▸ EXERCISE GOAL
Exclude all pictures, then copy each of the records exactly as written.

▸ INPUT ROWS
►
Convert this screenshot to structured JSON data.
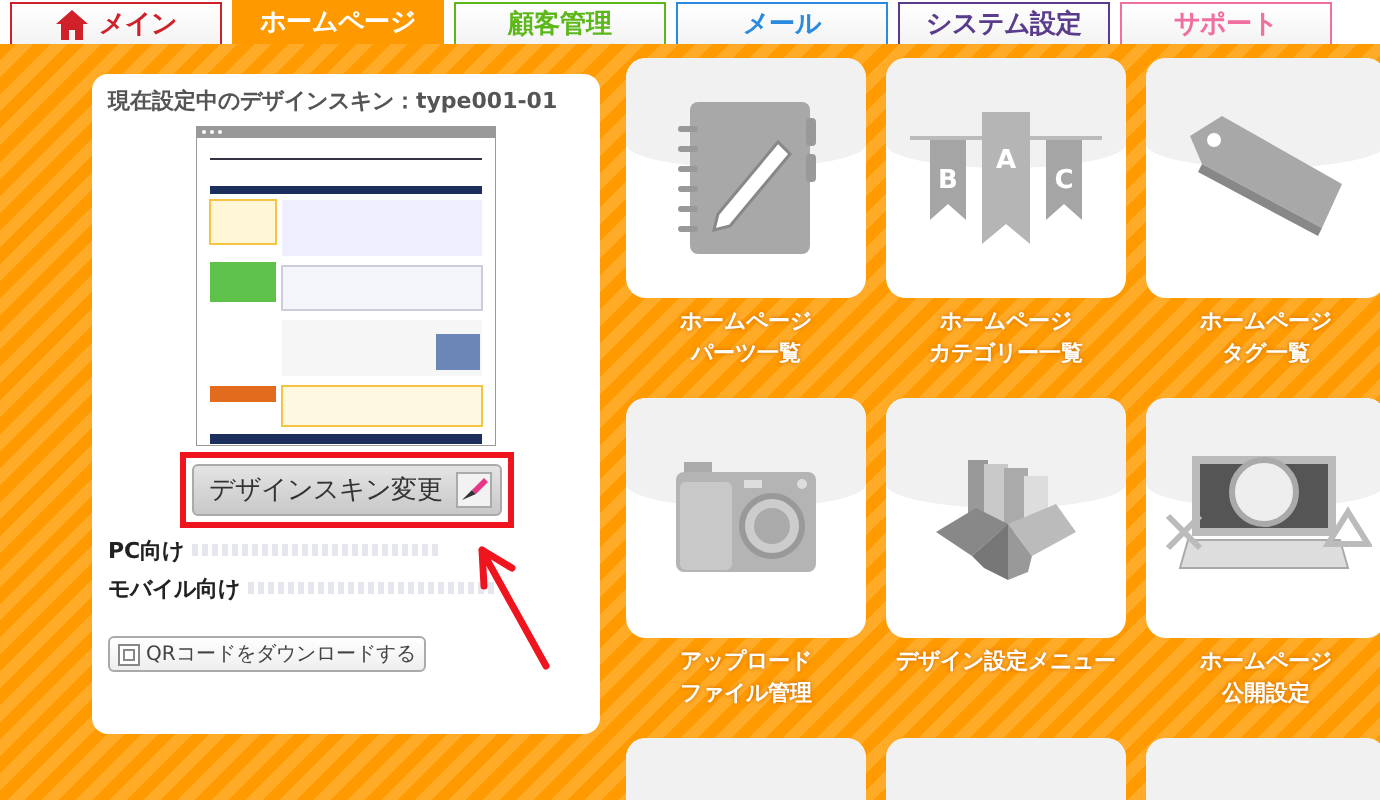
{
  "tabs": [
    {
      "label": "メイン",
      "selected": false,
      "color": "#d0202a",
      "kind": "home"
    },
    {
      "label": "ホームページ",
      "selected": true,
      "color": "#ff9900",
      "kind": "plain"
    },
    {
      "label": "顧客管理",
      "selected": false,
      "color": "#5cb81a",
      "kind": "plain"
    },
    {
      "label": "メール",
      "selected": false,
      "color": "#2a8ae0",
      "kind": "plain"
    },
    {
      "label": "システム設定",
      "selected": false,
      "color": "#5a3c8c",
      "kind": "plain"
    },
    {
      "label": "サポート",
      "selected": false,
      "color": "#f06fa0",
      "kind": "plain"
    }
  ],
  "skin_panel": {
    "title": "現在設定中のデザインスキン：type001-01",
    "change_button": "デザインスキン変更",
    "highlighted": true,
    "urls": [
      {
        "label": "PC向け"
      },
      {
        "label": "モバイル向け"
      }
    ],
    "qr_button": "QRコードをダウンロードする"
  },
  "tiles": [
    {
      "kind": "notebook",
      "lines": [
        "ホームページ",
        "パーツ一覧"
      ]
    },
    {
      "kind": "banners",
      "lines": [
        "ホームページ",
        "カテゴリー一覧"
      ],
      "letters": [
        "B",
        "A",
        "C"
      ]
    },
    {
      "kind": "tag",
      "lines": [
        "ホームページ",
        "タグ一覧"
      ]
    },
    {
      "kind": "camera",
      "lines": [
        "アップロード",
        "ファイル管理"
      ]
    },
    {
      "kind": "box",
      "lines": [
        "デザイン設定メニュー"
      ]
    },
    {
      "kind": "laptop",
      "lines": [
        "ホームページ",
        "公開設定"
      ]
    },
    {
      "kind": "partial"
    },
    {
      "kind": "partial"
    },
    {
      "kind": "partial"
    }
  ]
}
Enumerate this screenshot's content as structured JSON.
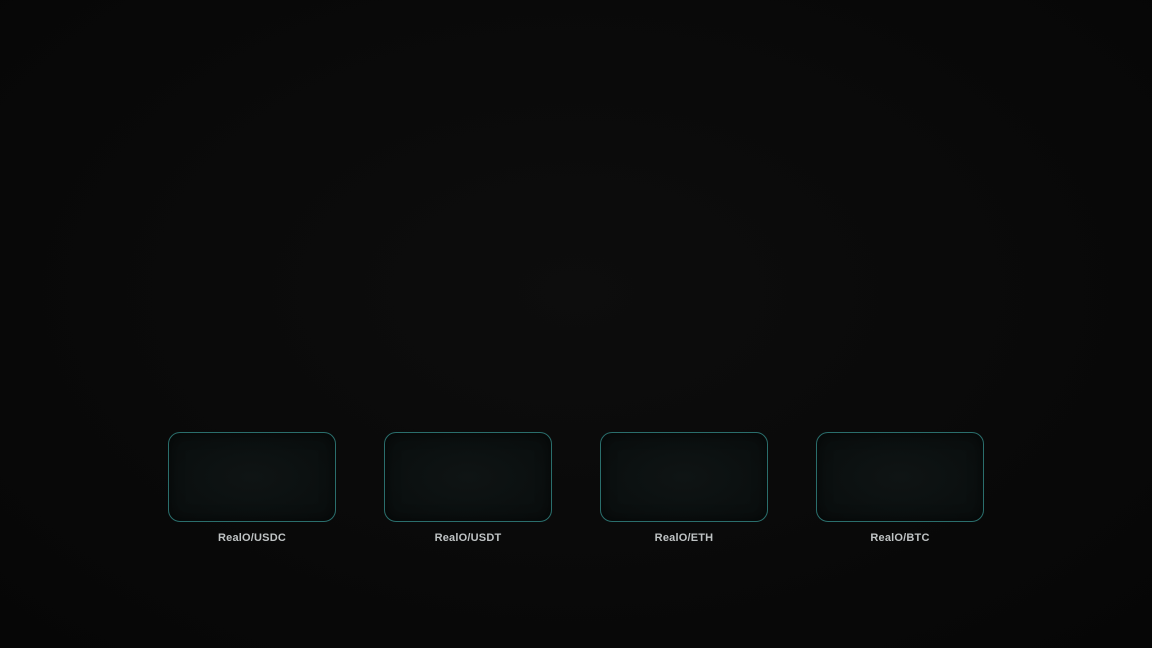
{
  "pairs": [
    {
      "label": "RealO/USDC"
    },
    {
      "label": "RealO/USDT"
    },
    {
      "label": "RealO/ETH"
    },
    {
      "label": "RealO/BTC"
    }
  ],
  "colors": {
    "background": "#080808",
    "card_border": "#2a6e6c",
    "label_text": "#bfc3c4"
  }
}
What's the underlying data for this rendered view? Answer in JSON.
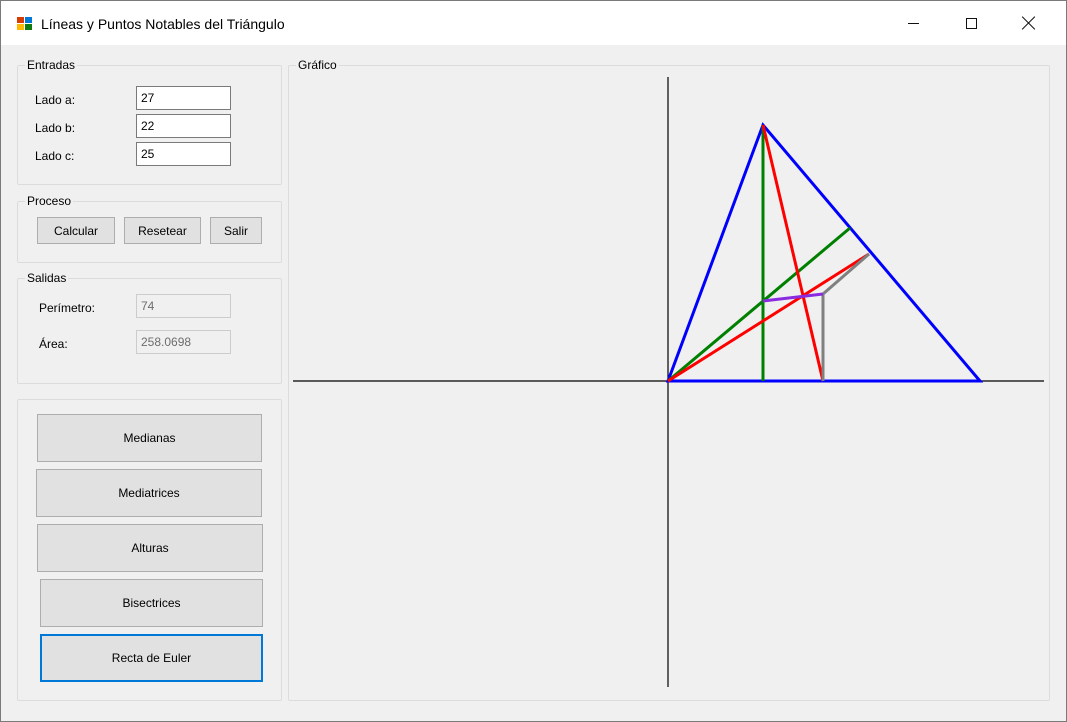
{
  "window": {
    "title": "Líneas y Puntos Notables del Triángulo"
  },
  "inputs": {
    "group_label": "Entradas",
    "lado_a": {
      "label": "Lado a:",
      "value": "27"
    },
    "lado_b": {
      "label": "Lado b:",
      "value": "22"
    },
    "lado_c": {
      "label": "Lado c:",
      "value": "25"
    }
  },
  "process": {
    "group_label": "Proceso",
    "calcular": "Calcular",
    "resetear": "Resetear",
    "salir": "Salir"
  },
  "outputs": {
    "group_label": "Salidas",
    "perimetro": {
      "label": "Perímetro:",
      "value": "74"
    },
    "area": {
      "label": "Área:",
      "value": "258.0698"
    }
  },
  "actions": {
    "medianas": "Medianas",
    "mediatrices": "Mediatrices",
    "alturas": "Alturas",
    "bisectrices": "Bisectrices",
    "euler": "Recta de Euler"
  },
  "graph": {
    "group_label": "Gráfico",
    "colors": {
      "axes": "#000000",
      "triangle": "#0000ff",
      "height": "#008000",
      "median": "#008000",
      "line_red": "#ff0000",
      "gray": "#808080",
      "euler": "#8a2be2"
    }
  }
}
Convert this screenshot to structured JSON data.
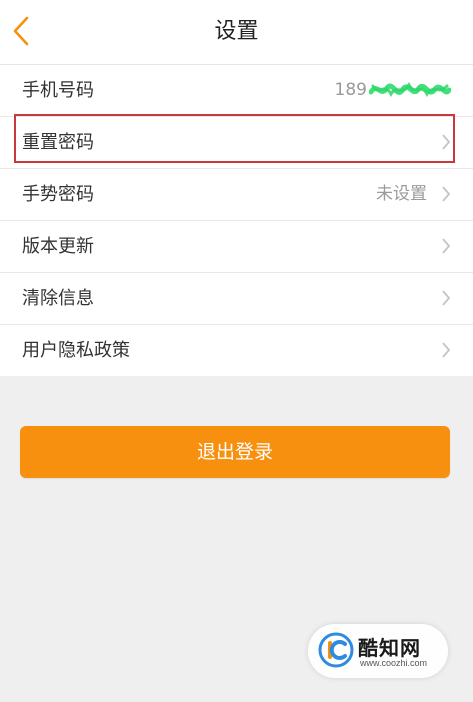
◄
▸ RESULT OF THIS EXERCISE
Convert this screenshot to structured JSON data.
{
  "tabs": [
    {
      "label": "メイン",
      "selected": false,
      "color": "#d0202a",
      "kind": "home"
    },
    {
      "label": "ホームページ",
      "selected": true,
      "color": "#ff9900",
      "kind": "plain"
    },
    {
      "label": "顧客管理",
      "selected": false,
      "color": "#5cb81a",
      "kind": "plain"
    },
    {
      "label": "メール",
      "selected": false,
      "color": "#2a8ae0",
      "kind": "plain"
    },
    {
      "label": "システム設定",
      "selected": false,
      "color": "#5a3c8c",
      "kind": "plain"
    },
    {
      "label": "サポート",
      "selected": false,
      "color": "#f06fa0",
      "kind": "plain"
    }
  ],
  "skin_panel": {
    "title": "現在設定中のデザインスキン：type001-01",
    "change_button": "デザインスキン変更",
    "highlighted": true,
    "urls": [
      {
        "label": "PC向け"
      },
      {
        "label": "モバイル向け"
      }
    ],
    "qr_button": "QRコードをダウンロードする"
  },
  "tiles": [
    {
      "kind": "notebook",
      "lines": [
        "ホームページ",
        "パーツ一覧"
      ]
    },
    {
      "kind": "banners",
      "lines": [
        "ホームページ",
        "カテゴリー一覧"
      ],
      "letters": [
        "B",
        "A",
        "C"
      ]
    },
    {
      "kind": "tag",
      "lines": [
        "ホームページ",
        "タグ一覧"
      ]
    },
    {
      "kind": "camera",
      "lines": [
        "アップロード",
        "ファイル管理"
      ]
    },
    {
      "kind": "box",
      "lines": [
        "デザイン設定メニュー"
      ]
    },
    {
      "kind": "laptop",
      "lines": [
        "ホームページ",
        "公開設定"
      ]
    },
    {
      "kind": "partial"
    },
    {
      "kind": "partial"
    },
    {
      "kind": "partial"
    }
  ]
}
Enumerate this screenshot's content as structured JSON.
{
  "pairs": [
    {
      "label": "RealO/USDC"
    },
    {
      "label": "RealO/USDT"
    },
    {
      "label": "RealO/ETH"
    },
    {
      "label": "RealO/BTC"
    }
  ],
  "colors": {
    "background": "#080808",
    "card_border": "#2a6e6c",
    "label_text": "#bfc3c4"
  }
}
What's the underlying data for this rendered view? Answer in JSON.
{
  "window": {
    "title": "Líneas y Puntos Notables del Triángulo"
  },
  "inputs": {
    "group_label": "Entradas",
    "lado_a": {
      "label": "Lado a:",
      "value": "27"
    },
    "lado_b": {
      "label": "Lado b:",
      "value": "22"
    },
    "lado_c": {
      "label": "Lado c:",
      "value": "25"
    }
  },
  "process": {
    "group_label": "Proceso",
    "calcular": "Calcular",
    "resetear": "Resetear",
    "salir": "Salir"
  },
  "outputs": {
    "group_label": "Salidas",
    "perimetro": {
      "label": "Perímetro:",
      "value": "74"
    },
    "area": {
      "label": "Área:",
      "value": "258.0698"
    }
  },
  "actions": {
    "medianas": "Medianas",
    "mediatrices": "Mediatrices",
    "alturas": "Alturas",
    "bisectrices": "Bisectrices",
    "euler": "Recta de Euler"
  },
  "graph": {
    "group_label": "Gráfico",
    "colors": {
      "axes": "#000000",
      "triangle": "#0000ff",
      "height": "#008000",
      "median": "#008000",
      "line_red": "#ff0000",
      "gray": "#808080",
      "euler": "#8a2be2"
    }
  }
}
Convert this screenshot to structured JSON data.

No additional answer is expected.